Saved entries>
+++++

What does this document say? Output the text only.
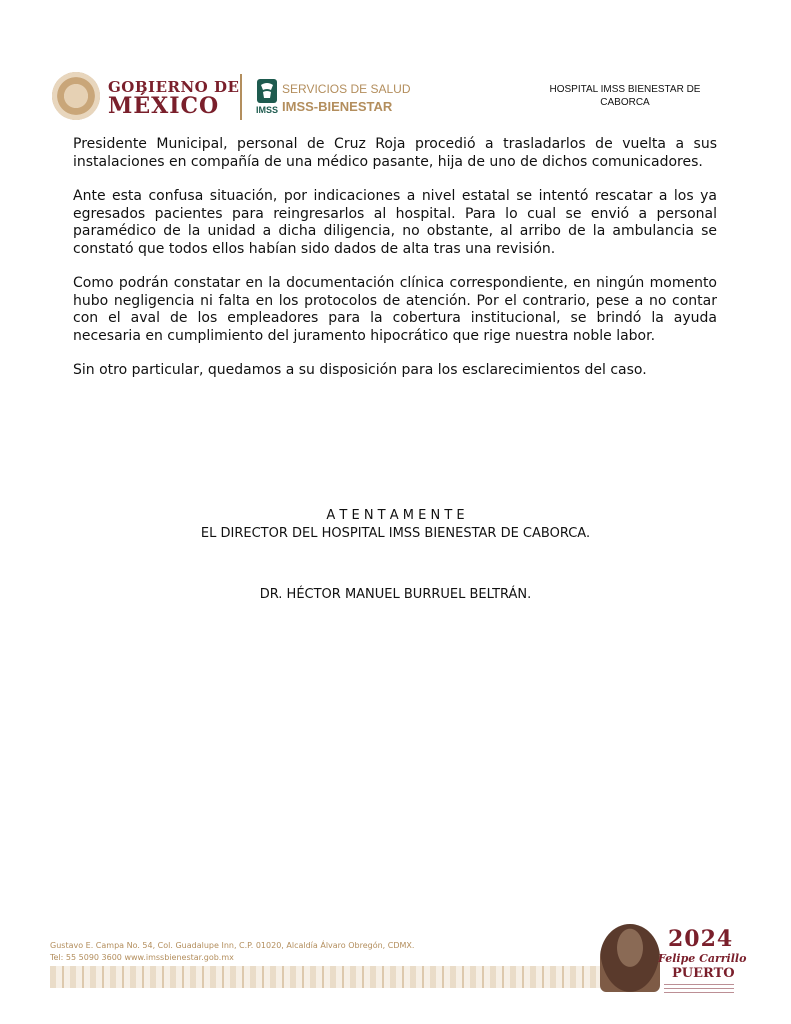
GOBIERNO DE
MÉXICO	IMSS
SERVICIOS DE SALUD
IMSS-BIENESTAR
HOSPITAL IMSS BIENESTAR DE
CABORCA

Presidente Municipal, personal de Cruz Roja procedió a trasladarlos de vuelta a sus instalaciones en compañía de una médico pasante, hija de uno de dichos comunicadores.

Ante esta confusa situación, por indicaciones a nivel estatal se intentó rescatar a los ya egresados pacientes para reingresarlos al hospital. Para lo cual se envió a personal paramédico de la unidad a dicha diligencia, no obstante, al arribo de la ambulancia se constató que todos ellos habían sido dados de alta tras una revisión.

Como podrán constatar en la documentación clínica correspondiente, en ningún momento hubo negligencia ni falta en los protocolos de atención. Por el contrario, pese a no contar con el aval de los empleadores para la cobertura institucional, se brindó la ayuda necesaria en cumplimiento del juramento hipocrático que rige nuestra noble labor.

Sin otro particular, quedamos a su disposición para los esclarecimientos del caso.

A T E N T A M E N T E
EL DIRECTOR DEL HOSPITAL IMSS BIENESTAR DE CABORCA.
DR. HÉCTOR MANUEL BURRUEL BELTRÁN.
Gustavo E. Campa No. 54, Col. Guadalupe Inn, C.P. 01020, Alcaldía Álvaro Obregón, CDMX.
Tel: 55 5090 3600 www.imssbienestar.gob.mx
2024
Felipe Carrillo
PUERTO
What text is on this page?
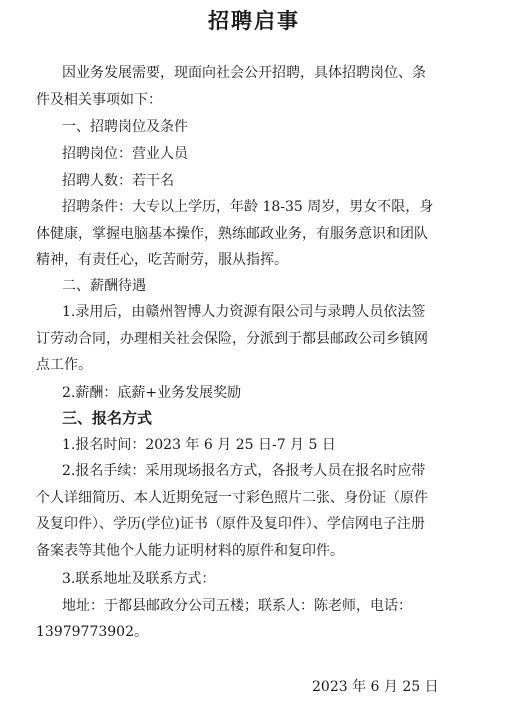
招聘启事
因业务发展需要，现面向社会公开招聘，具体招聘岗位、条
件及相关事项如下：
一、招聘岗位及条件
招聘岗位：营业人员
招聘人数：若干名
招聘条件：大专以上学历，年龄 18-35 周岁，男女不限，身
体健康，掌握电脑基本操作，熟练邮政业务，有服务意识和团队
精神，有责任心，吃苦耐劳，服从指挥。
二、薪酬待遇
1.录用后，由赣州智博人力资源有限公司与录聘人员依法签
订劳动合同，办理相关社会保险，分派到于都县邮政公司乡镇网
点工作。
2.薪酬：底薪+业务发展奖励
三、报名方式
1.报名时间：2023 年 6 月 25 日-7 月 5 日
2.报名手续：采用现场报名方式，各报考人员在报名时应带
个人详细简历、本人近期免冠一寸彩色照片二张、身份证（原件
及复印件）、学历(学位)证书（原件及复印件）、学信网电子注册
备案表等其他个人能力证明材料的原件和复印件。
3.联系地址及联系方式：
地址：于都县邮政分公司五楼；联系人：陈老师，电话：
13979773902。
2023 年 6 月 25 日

+++++

INSTRUCTION> Make an exact copy of the records above, with the pictures left out.

THE COMPLETED TASK>
What does this document say? Output the text only.
GOBIERNO DE
MÉXICO	IMSS
SERVICIOS DE SALUD
IMSS-BIENESTAR
HOSPITAL IMSS BIENESTAR DE
CABORCA

Presidente Municipal, personal de Cruz Roja procedió a trasladarlos de vuelta a sus instalaciones en compañía de una médico pasante, hija de uno de dichos comunicadores.

Ante esta confusa situación, por indicaciones a nivel estatal se intentó rescatar a los ya egresados pacientes para reingresarlos al hospital. Para lo cual se envió a personal paramédico de la unidad a dicha diligencia, no obstante, al arribo de la ambulancia se constató que todos ellos habían sido dados de alta tras una revisión.

Como podrán constatar en la documentación clínica correspondiente, en ningún momento hubo negligencia ni falta en los protocolos de atención. Por el contrario, pese a no contar con el aval de los empleadores para la cobertura institucional, se brindó la ayuda necesaria en cumplimiento del juramento hipocrático que rige nuestra noble labor.

Sin otro particular, quedamos a su disposición para los esclarecimientos del caso.

A T E N T A M E N T E
EL DIRECTOR DEL HOSPITAL IMSS BIENESTAR DE CABORCA.
DR. HÉCTOR MANUEL BURRUEL BELTRÁN.
Gustavo E. Campa No. 54, Col. Guadalupe Inn, C.P. 01020, Alcaldía Álvaro Obregón, CDMX.
Tel: 55 5090 3600 www.imssbienestar.gob.mx
2024
Felipe Carrillo
PUERTO
What text is on this page?
招聘启事
因业务发展需要，现面向社会公开招聘，具体招聘岗位、条
件及相关事项如下：
一、招聘岗位及条件
招聘岗位：营业人员
招聘人数：若干名
招聘条件：大专以上学历，年龄 18-35 周岁，男女不限，身
体健康，掌握电脑基本操作，熟练邮政业务，有服务意识和团队
精神，有责任心，吃苦耐劳，服从指挥。
二、薪酬待遇
1.录用后，由赣州智博人力资源有限公司与录聘人员依法签
订劳动合同，办理相关社会保险，分派到于都县邮政公司乡镇网
点工作。
2.薪酬：底薪+业务发展奖励
三、报名方式
1.报名时间：2023 年 6 月 25 日-7 月 5 日
2.报名手续：采用现场报名方式，各报考人员在报名时应带
个人详细简历、本人近期免冠一寸彩色照片二张、身份证（原件
及复印件）、学历(学位)证书（原件及复印件）、学信网电子注册
备案表等其他个人能力证明材料的原件和复印件。
3.联系地址及联系方式：
地址：于都县邮政分公司五楼；联系人：陈老师，电话：
13979773902。
2023 年 6 月 25 日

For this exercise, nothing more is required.